** BEGIN **
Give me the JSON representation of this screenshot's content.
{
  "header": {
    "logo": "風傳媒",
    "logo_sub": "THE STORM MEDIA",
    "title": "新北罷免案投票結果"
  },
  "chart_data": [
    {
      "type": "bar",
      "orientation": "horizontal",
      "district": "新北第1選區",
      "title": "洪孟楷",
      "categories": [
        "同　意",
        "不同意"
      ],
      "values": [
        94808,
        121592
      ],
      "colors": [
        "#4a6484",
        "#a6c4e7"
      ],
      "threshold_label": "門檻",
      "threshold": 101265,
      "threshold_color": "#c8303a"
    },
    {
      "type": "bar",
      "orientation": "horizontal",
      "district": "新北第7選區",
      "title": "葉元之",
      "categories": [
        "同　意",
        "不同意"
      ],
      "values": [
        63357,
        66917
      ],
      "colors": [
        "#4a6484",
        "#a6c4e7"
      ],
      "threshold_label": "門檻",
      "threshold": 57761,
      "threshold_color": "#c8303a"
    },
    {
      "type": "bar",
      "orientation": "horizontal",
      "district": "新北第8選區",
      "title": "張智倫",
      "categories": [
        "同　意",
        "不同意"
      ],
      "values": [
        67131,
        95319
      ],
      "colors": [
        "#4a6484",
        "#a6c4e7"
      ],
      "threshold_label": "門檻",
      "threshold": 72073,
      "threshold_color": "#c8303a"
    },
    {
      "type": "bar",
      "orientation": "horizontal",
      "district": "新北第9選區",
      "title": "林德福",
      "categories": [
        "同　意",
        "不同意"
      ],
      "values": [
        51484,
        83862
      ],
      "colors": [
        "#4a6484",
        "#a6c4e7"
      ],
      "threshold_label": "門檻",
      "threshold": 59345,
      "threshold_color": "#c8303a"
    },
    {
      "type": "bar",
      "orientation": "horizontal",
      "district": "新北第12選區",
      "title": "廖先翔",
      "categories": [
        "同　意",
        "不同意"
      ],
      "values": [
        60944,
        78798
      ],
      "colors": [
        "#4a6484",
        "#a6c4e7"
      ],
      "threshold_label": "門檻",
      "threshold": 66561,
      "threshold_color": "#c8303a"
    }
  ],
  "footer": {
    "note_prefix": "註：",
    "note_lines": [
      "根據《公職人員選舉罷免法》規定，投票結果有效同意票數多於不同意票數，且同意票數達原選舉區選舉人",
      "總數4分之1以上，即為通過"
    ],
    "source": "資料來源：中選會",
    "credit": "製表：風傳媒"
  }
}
** END **
* **What needs to be done**
Print the records above in full, exactly.

* **Written response**
Give me the JSON representation of this screenshot's content.
{
  "header": {
    "logo": "風傳媒",
    "logo_sub": "THE STORM MEDIA",
    "title": "新北罷免案投票結果"
  },
  "chart_data": [
    {
      "type": "bar",
      "orientation": "horizontal",
      "district": "新北第1選區",
      "title": "洪孟楷",
      "categories": [
        "同　意",
        "不同意"
      ],
      "values": [
        94808,
        121592
      ],
      "colors": [
        "#4a6484",
        "#a6c4e7"
      ],
      "threshold_label": "門檻",
      "threshold": 101265,
      "threshold_color": "#c8303a"
    },
    {
      "type": "bar",
      "orientation": "horizontal",
      "district": "新北第7選區",
      "title": "葉元之",
      "categories": [
        "同　意",
        "不同意"
      ],
      "values": [
        63357,
        66917
      ],
      "colors": [
        "#4a6484",
        "#a6c4e7"
      ],
      "threshold_label": "門檻",
      "threshold": 57761,
      "threshold_color": "#c8303a"
    },
    {
      "type": "bar",
      "orientation": "horizontal",
      "district": "新北第8選區",
      "title": "張智倫",
      "categories": [
        "同　意",
        "不同意"
      ],
      "values": [
        67131,
        95319
      ],
      "colors": [
        "#4a6484",
        "#a6c4e7"
      ],
      "threshold_label": "門檻",
      "threshold": 72073,
      "threshold_color": "#c8303a"
    },
    {
      "type": "bar",
      "orientation": "horizontal",
      "district": "新北第9選區",
      "title": "林德福",
      "categories": [
        "同　意",
        "不同意"
      ],
      "values": [
        51484,
        83862
      ],
      "colors": [
        "#4a6484",
        "#a6c4e7"
      ],
      "threshold_label": "門檻",
      "threshold": 59345,
      "threshold_color": "#c8303a"
    },
    {
      "type": "bar",
      "orientation": "horizontal",
      "district": "新北第12選區",
      "title": "廖先翔",
      "categories": [
        "同　意",
        "不同意"
      ],
      "values": [
        60944,
        78798
      ],
      "colors": [
        "#4a6484",
        "#a6c4e7"
      ],
      "threshold_label": "門檻",
      "threshold": 66561,
      "threshold_color": "#c8303a"
    }
  ],
  "footer": {
    "note_prefix": "註：",
    "note_lines": [
      "根據《公職人員選舉罷免法》規定，投票結果有效同意票數多於不同意票數，且同意票數達原選舉區選舉人",
      "總數4分之1以上，即為通過"
    ],
    "source": "資料來源：中選會",
    "credit": "製表：風傳媒"
  }
}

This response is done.